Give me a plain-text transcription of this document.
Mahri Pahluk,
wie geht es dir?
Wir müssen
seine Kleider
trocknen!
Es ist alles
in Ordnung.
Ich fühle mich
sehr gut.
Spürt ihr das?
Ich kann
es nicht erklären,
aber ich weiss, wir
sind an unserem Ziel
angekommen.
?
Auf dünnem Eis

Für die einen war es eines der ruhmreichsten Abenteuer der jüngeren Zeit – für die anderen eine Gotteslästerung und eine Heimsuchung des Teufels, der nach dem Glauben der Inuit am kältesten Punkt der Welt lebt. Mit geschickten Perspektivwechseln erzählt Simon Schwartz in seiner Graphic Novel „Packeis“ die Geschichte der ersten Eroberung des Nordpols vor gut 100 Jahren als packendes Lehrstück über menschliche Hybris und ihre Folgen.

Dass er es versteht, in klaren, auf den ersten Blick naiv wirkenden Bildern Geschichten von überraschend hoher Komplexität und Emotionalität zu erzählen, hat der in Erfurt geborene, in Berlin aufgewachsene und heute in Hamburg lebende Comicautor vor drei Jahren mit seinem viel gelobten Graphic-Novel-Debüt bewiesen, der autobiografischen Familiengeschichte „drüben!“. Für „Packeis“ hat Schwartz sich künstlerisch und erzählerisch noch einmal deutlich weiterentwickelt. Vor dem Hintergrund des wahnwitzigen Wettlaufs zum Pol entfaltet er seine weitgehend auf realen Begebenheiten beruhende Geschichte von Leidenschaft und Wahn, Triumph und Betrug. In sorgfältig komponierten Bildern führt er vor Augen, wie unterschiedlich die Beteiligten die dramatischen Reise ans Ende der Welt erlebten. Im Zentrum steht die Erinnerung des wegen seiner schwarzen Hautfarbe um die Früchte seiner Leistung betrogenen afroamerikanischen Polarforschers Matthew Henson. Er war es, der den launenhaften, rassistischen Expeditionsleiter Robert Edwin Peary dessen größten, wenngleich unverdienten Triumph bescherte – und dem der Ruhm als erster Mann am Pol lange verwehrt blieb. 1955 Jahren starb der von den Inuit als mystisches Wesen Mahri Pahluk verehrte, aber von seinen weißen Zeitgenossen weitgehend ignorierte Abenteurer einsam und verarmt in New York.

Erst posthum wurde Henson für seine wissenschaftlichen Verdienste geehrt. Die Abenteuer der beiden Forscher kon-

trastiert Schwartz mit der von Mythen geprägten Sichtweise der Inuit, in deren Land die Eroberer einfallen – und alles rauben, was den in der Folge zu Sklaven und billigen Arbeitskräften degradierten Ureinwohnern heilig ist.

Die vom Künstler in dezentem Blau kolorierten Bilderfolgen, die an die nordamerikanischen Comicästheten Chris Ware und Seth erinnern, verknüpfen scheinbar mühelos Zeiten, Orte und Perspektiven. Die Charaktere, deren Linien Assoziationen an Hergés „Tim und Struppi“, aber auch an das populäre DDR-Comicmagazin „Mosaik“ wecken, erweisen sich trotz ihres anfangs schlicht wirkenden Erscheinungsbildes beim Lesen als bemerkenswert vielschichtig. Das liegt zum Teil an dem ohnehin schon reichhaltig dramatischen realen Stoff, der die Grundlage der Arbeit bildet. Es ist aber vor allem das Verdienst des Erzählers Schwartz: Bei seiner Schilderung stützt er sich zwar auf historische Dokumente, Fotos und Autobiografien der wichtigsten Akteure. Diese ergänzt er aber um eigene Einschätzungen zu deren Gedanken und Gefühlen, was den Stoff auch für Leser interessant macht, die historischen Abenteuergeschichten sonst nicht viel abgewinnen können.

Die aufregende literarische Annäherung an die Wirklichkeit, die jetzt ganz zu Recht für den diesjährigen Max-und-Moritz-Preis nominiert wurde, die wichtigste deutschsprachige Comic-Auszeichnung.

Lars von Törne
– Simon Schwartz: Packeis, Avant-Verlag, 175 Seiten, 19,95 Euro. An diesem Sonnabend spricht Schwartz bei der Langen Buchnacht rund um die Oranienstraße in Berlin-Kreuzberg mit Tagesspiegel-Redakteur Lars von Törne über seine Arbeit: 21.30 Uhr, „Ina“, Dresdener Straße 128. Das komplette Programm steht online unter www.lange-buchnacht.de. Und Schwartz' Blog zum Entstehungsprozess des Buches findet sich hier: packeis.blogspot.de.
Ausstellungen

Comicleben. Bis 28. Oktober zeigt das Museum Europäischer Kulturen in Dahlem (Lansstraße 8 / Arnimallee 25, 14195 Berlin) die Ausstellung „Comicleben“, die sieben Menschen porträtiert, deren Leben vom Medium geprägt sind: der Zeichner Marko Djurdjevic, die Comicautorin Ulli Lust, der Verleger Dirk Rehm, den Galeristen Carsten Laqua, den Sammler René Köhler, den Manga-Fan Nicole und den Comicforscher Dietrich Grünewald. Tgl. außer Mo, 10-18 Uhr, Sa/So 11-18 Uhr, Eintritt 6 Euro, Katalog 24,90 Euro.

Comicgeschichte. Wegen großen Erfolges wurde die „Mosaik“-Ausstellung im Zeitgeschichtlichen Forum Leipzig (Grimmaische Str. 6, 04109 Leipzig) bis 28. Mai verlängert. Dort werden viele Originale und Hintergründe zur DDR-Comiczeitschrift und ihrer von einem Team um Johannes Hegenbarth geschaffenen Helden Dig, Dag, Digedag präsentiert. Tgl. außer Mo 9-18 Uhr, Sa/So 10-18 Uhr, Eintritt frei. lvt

Work to complete:
Extract every entry above as it appears.

Exercise answer:
Give me a plain-text transcription of this document.
Mahri Pahluk,
wie geht es dir?
Wir müssen
seine Kleider
trocknen!
Es ist alles
in Ordnung.
Ich fühle mich
sehr gut.
Spürt ihr das?
Ich kann
es nicht erklären,
aber ich weiss, wir
sind an unserem Ziel
angekommen.
?
Auf dünnem Eis

Für die einen war es eines der ruhmreichsten Abenteuer der jüngeren Zeit – für die anderen eine Gotteslästerung und eine Heimsuchung des Teufels, der nach dem Glauben der Inuit am kältesten Punkt der Welt lebt. Mit geschickten Perspektivwechseln erzählt Simon Schwartz in seiner Graphic Novel „Packeis“ die Geschichte der ersten Eroberung des Nordpols vor gut 100 Jahren als packendes Lehrstück über menschliche Hybris und ihre Folgen.

Dass er es versteht, in klaren, auf den ersten Blick naiv wirkenden Bildern Geschichten von überraschend hoher Komplexität und Emotionalität zu erzählen, hat der in Erfurt geborene, in Berlin aufgewachsene und heute in Hamburg lebende Comicautor vor drei Jahren mit seinem viel gelobten Graphic-Novel-Debüt bewiesen, der autobiografischen Familiengeschichte „drüben!“. Für „Packeis“ hat Schwartz sich künstlerisch und erzählerisch noch einmal deutlich weiterentwickelt. Vor dem Hintergrund des wahnwitzigen Wettlaufs zum Pol entfaltet er seine weitgehend auf realen Begebenheiten beruhende Geschichte von Leidenschaft und Wahn, Triumph und Betrug. In sorgfältig komponierten Bildern führt er vor Augen, wie unterschiedlich die Beteiligten die dramatischen Reise ans Ende der Welt erlebten. Im Zentrum steht die Erinnerung des wegen seiner schwarzen Hautfarbe um die Früchte seiner Leistung betrogenen afroamerikanischen Polarforschers Matthew Henson. Er war es, der den launenhaften, rassistischen Expeditionsleiter Robert Edwin Peary dessen größten, wenngleich unverdienten Triumph bescherte – und dem der Ruhm als erster Mann am Pol lange verwehrt blieb. 1955 Jahren starb der von den Inuit als mystisches Wesen Mahri Pahluk verehrte, aber von seinen weißen Zeitgenossen weitgehend ignorierte Abenteurer einsam und verarmt in New York.

Erst posthum wurde Henson für seine wissenschaftlichen Verdienste geehrt. Die Abenteuer der beiden Forscher kon-

trastiert Schwartz mit der von Mythen geprägten Sichtweise der Inuit, in deren Land die Eroberer einfallen – und alles rauben, was den in der Folge zu Sklaven und billigen Arbeitskräften degradierten Ureinwohnern heilig ist.

Die vom Künstler in dezentem Blau kolorierten Bilderfolgen, die an die nordamerikanischen Comicästheten Chris Ware und Seth erinnern, verknüpfen scheinbar mühelos Zeiten, Orte und Perspektiven. Die Charaktere, deren Linien Assoziationen an Hergés „Tim und Struppi“, aber auch an das populäre DDR-Comicmagazin „Mosaik“ wecken, erweisen sich trotz ihres anfangs schlicht wirkenden Erscheinungsbildes beim Lesen als bemerkenswert vielschichtig. Das liegt zum Teil an dem ohnehin schon reichhaltig dramatischen realen Stoff, der die Grundlage der Arbeit bildet. Es ist aber vor allem das Verdienst des Erzählers Schwartz: Bei seiner Schilderung stützt er sich zwar auf historische Dokumente, Fotos und Autobiografien der wichtigsten Akteure. Diese ergänzt er aber um eigene Einschätzungen zu deren Gedanken und Gefühlen, was den Stoff auch für Leser interessant macht, die historischen Abenteuergeschichten sonst nicht viel abgewinnen können.

Die aufregende literarische Annäherung an die Wirklichkeit, die jetzt ganz zu Recht für den diesjährigen Max-und-Moritz-Preis nominiert wurde, die wichtigste deutschsprachige Comic-Auszeichnung.

Lars von Törne
– Simon Schwartz: Packeis, Avant-Verlag, 175 Seiten, 19,95 Euro. An diesem Sonnabend spricht Schwartz bei der Langen Buchnacht rund um die Oranienstraße in Berlin-Kreuzberg mit Tagesspiegel-Redakteur Lars von Törne über seine Arbeit: 21.30 Uhr, „Ina“, Dresdener Straße 128. Das komplette Programm steht online unter www.lange-buchnacht.de. Und Schwartz' Blog zum Entstehungsprozess des Buches findet sich hier: packeis.blogspot.de.
Ausstellungen

Comicleben. Bis 28. Oktober zeigt das Museum Europäischer Kulturen in Dahlem (Lansstraße 8 / Arnimallee 25, 14195 Berlin) die Ausstellung „Comicleben“, die sieben Menschen porträtiert, deren Leben vom Medium geprägt sind: der Zeichner Marko Djurdjevic, die Comicautorin Ulli Lust, der Verleger Dirk Rehm, den Galeristen Carsten Laqua, den Sammler René Köhler, den Manga-Fan Nicole und den Comicforscher Dietrich Grünewald. Tgl. außer Mo, 10-18 Uhr, Sa/So 11-18 Uhr, Eintritt 6 Euro, Katalog 24,90 Euro.

Comicgeschichte. Wegen großen Erfolges wurde die „Mosaik“-Ausstellung im Zeitgeschichtlichen Forum Leipzig (Grimmaische Str. 6, 04109 Leipzig) bis 28. Mai verlängert. Dort werden viele Originale und Hintergründe zur DDR-Comiczeitschrift und ihrer von einem Team um Johannes Hegenbarth geschaffenen Helden Dig, Dag, Digedag präsentiert. Tgl. außer Mo 9-18 Uhr, Sa/So 10-18 Uhr, Eintritt frei. lvt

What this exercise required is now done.